Extracted data entries

------------------------------------------------------------

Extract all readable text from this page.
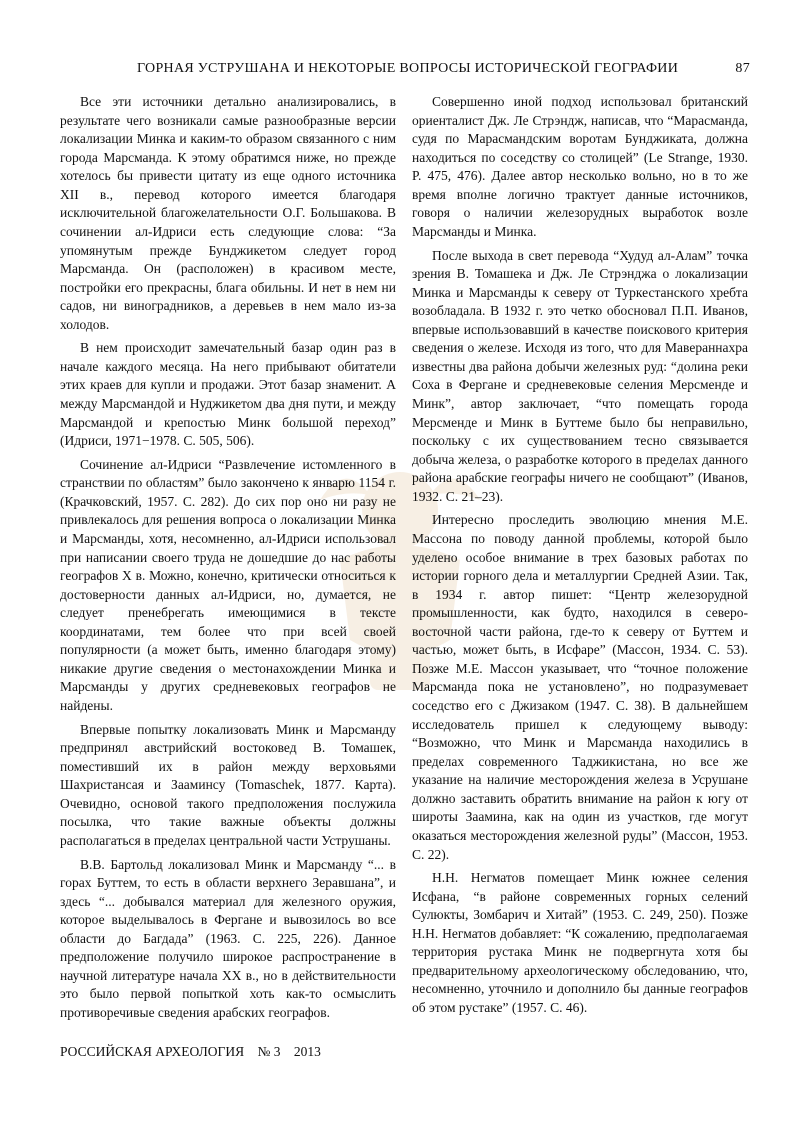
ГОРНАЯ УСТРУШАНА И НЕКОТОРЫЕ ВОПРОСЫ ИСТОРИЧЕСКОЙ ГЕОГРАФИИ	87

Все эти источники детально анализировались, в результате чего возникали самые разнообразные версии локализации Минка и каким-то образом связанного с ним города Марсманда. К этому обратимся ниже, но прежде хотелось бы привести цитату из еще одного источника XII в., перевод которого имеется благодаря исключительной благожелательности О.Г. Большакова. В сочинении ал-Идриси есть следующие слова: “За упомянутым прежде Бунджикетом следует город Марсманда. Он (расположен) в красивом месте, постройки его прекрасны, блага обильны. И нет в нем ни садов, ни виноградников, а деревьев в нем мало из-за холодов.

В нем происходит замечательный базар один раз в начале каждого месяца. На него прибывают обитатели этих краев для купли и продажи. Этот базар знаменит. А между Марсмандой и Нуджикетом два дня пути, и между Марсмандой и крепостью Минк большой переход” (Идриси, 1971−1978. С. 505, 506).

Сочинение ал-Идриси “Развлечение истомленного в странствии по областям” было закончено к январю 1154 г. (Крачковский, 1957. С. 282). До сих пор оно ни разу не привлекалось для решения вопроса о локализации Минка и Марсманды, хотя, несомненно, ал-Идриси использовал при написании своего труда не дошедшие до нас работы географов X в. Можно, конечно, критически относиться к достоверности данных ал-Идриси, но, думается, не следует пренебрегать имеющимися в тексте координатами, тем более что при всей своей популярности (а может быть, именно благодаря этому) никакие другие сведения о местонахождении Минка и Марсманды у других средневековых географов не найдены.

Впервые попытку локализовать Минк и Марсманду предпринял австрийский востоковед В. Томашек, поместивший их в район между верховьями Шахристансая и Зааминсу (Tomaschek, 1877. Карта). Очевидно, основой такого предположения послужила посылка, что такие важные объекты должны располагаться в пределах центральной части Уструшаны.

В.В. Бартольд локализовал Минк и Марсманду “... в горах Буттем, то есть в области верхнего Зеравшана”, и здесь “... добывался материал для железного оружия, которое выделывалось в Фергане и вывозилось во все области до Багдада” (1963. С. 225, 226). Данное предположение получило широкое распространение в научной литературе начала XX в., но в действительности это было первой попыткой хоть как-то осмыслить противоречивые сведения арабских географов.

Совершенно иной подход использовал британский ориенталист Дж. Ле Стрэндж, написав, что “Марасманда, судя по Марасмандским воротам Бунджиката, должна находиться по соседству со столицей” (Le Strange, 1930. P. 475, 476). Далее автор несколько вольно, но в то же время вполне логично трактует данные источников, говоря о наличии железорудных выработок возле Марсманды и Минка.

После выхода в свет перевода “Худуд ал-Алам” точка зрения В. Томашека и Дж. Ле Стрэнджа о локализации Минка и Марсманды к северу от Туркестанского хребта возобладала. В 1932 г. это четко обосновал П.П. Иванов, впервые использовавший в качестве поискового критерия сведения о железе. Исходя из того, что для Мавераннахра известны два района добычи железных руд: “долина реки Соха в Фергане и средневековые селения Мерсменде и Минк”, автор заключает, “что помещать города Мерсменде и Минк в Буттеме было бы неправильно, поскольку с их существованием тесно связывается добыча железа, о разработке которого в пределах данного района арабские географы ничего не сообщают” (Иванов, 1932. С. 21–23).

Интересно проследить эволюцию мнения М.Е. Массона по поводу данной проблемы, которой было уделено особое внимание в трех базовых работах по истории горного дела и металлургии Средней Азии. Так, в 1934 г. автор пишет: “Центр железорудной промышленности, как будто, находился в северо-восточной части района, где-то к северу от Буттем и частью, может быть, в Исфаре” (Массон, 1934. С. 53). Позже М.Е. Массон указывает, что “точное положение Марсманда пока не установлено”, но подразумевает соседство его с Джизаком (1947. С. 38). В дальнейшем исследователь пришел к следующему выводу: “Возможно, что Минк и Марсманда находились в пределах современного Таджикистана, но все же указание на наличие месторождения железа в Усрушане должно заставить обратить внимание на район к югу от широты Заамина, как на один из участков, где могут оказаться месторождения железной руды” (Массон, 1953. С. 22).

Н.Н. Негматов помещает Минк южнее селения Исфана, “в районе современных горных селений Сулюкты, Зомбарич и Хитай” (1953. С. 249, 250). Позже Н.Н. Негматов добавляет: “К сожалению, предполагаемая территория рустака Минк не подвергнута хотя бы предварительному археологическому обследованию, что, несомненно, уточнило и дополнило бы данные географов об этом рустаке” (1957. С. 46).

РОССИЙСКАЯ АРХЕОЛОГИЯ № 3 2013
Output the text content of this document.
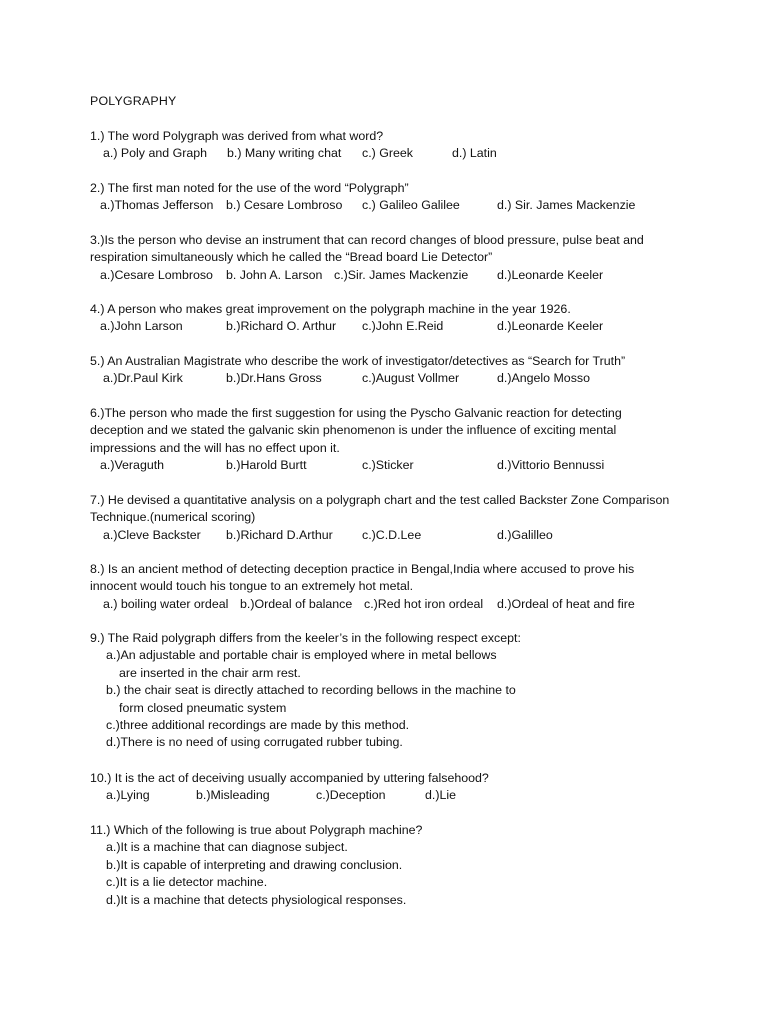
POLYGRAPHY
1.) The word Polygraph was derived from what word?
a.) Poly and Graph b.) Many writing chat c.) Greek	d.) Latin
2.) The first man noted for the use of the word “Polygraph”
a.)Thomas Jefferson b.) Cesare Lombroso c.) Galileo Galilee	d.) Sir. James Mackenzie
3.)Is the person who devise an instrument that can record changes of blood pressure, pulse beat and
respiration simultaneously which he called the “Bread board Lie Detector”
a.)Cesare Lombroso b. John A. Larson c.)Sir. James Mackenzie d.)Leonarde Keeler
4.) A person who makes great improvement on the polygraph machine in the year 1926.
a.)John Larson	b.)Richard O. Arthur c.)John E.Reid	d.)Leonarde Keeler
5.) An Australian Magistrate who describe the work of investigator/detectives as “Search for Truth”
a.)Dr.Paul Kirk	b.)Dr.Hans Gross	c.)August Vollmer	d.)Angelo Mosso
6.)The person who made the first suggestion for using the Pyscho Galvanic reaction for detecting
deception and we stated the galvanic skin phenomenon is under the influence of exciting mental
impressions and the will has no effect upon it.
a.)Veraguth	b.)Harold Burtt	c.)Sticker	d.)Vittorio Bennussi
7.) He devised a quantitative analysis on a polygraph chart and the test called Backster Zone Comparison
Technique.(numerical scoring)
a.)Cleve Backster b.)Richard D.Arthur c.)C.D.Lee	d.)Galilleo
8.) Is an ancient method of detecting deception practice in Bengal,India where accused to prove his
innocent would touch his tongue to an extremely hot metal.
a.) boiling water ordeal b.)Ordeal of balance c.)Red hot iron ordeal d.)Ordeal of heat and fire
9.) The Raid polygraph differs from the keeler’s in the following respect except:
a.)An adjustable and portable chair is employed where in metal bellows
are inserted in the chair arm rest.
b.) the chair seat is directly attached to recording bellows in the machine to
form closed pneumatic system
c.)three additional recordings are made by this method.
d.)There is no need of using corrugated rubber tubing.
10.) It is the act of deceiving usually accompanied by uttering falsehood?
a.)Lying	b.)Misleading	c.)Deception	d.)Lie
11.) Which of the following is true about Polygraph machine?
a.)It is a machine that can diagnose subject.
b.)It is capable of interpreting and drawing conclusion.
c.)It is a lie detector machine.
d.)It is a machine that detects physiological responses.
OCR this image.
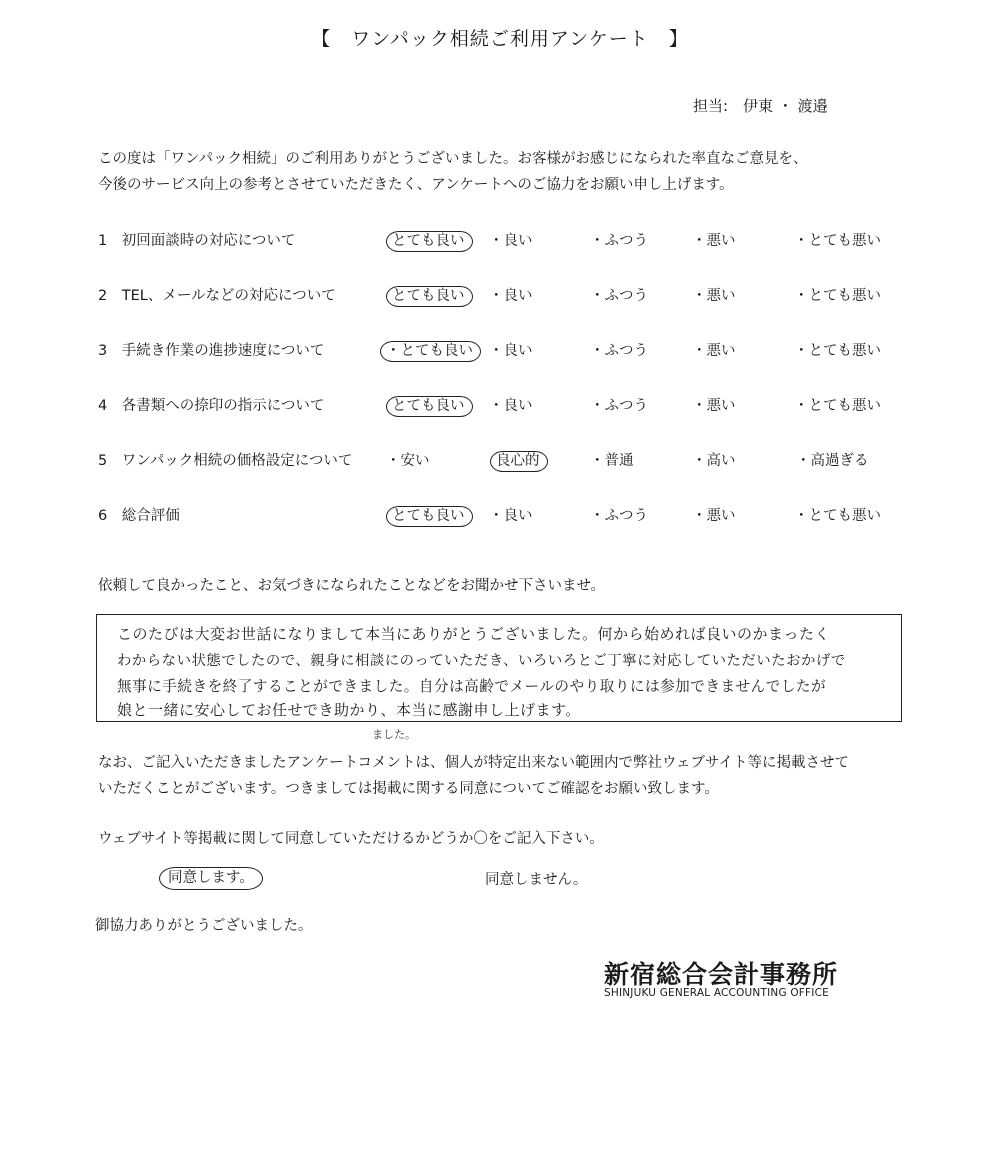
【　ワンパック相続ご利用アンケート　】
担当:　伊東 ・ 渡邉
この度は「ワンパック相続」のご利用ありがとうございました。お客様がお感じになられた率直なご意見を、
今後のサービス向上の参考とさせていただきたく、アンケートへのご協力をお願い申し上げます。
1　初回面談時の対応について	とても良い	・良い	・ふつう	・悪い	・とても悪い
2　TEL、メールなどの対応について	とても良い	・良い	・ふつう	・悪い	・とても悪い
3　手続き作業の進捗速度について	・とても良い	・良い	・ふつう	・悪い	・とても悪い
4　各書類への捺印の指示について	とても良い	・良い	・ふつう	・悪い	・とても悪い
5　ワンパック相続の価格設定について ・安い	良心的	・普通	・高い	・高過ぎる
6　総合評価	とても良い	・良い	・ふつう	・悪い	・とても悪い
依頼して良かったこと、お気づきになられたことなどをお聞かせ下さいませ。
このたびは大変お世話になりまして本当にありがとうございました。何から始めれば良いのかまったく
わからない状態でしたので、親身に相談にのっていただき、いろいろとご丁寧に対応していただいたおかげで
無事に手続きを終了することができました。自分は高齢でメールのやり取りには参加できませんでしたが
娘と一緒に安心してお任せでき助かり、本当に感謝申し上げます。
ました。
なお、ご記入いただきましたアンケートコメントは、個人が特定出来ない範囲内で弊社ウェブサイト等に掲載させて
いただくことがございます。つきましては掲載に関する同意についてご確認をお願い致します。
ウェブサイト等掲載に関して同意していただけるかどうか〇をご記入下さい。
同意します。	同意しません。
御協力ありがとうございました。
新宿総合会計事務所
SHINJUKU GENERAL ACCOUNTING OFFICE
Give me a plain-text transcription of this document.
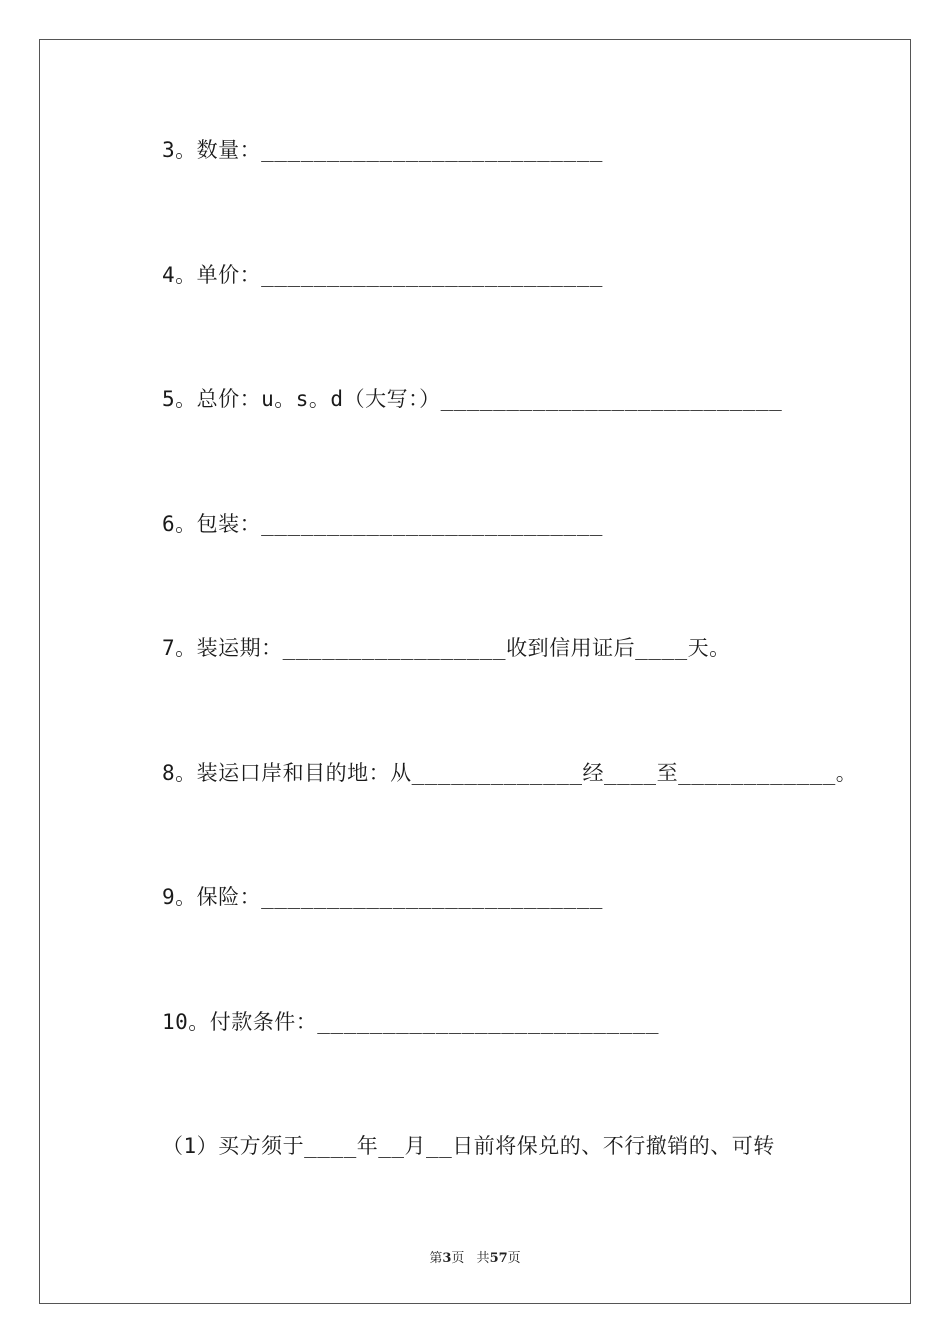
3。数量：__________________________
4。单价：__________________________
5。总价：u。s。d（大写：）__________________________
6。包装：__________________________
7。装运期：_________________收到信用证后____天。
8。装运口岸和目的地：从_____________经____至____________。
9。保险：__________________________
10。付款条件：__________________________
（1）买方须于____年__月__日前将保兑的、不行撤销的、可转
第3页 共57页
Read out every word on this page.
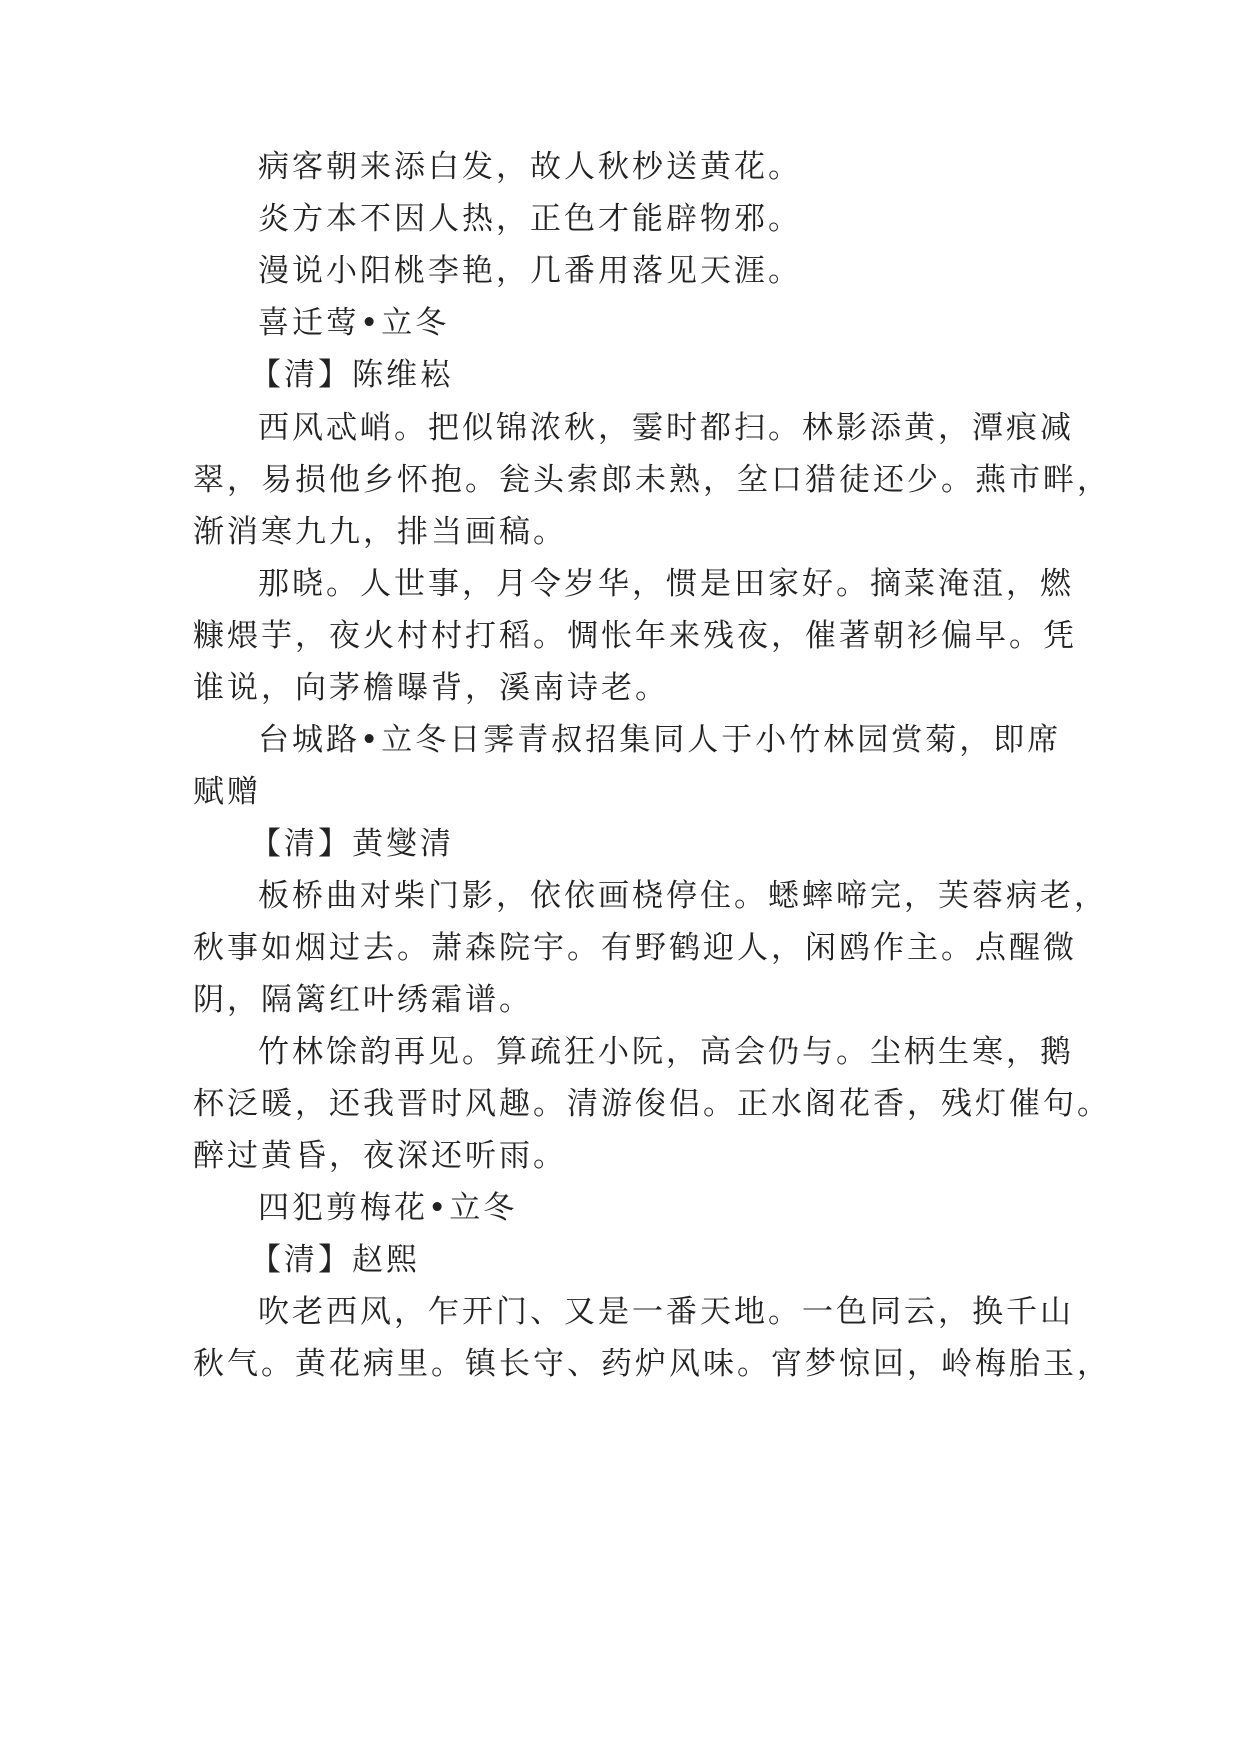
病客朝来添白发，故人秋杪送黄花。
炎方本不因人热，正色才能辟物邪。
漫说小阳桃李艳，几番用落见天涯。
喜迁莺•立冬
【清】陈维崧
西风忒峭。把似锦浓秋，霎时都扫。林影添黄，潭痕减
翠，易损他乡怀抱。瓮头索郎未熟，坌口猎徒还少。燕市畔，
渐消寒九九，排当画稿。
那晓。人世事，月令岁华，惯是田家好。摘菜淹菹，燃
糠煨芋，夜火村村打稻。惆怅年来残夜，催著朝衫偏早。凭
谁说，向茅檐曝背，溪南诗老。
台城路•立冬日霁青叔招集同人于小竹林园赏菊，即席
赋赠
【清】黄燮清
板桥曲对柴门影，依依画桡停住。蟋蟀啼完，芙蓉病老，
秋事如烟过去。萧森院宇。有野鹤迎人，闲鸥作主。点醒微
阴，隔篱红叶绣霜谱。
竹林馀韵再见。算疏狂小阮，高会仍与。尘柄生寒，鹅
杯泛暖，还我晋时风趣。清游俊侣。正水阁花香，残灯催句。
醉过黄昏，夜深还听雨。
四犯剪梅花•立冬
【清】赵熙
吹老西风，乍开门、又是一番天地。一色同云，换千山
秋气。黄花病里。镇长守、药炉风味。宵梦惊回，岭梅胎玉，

------------------------------------------------------------

_DIRECTIVE_. Copy every single line of the material above that holds "とても悪い".

_SOLUTION_.
1　初回面談時の対応について	とても良い	・良い	・ふつう	・悪い	・とても悪い
2　TEL、メールなどの対応について	とても良い	・良い	・ふつう	・悪い	・とても悪い
3　手続き作業の進捗速度について	・とても良い	・良い	・ふつう	・悪い	・とても悪い
4　各書類への捺印の指示について	とても良い	・良い	・ふつう	・悪い	・とても悪い
6　総合評価	とても良い	・良い	・ふつう	・悪い	・とても悪い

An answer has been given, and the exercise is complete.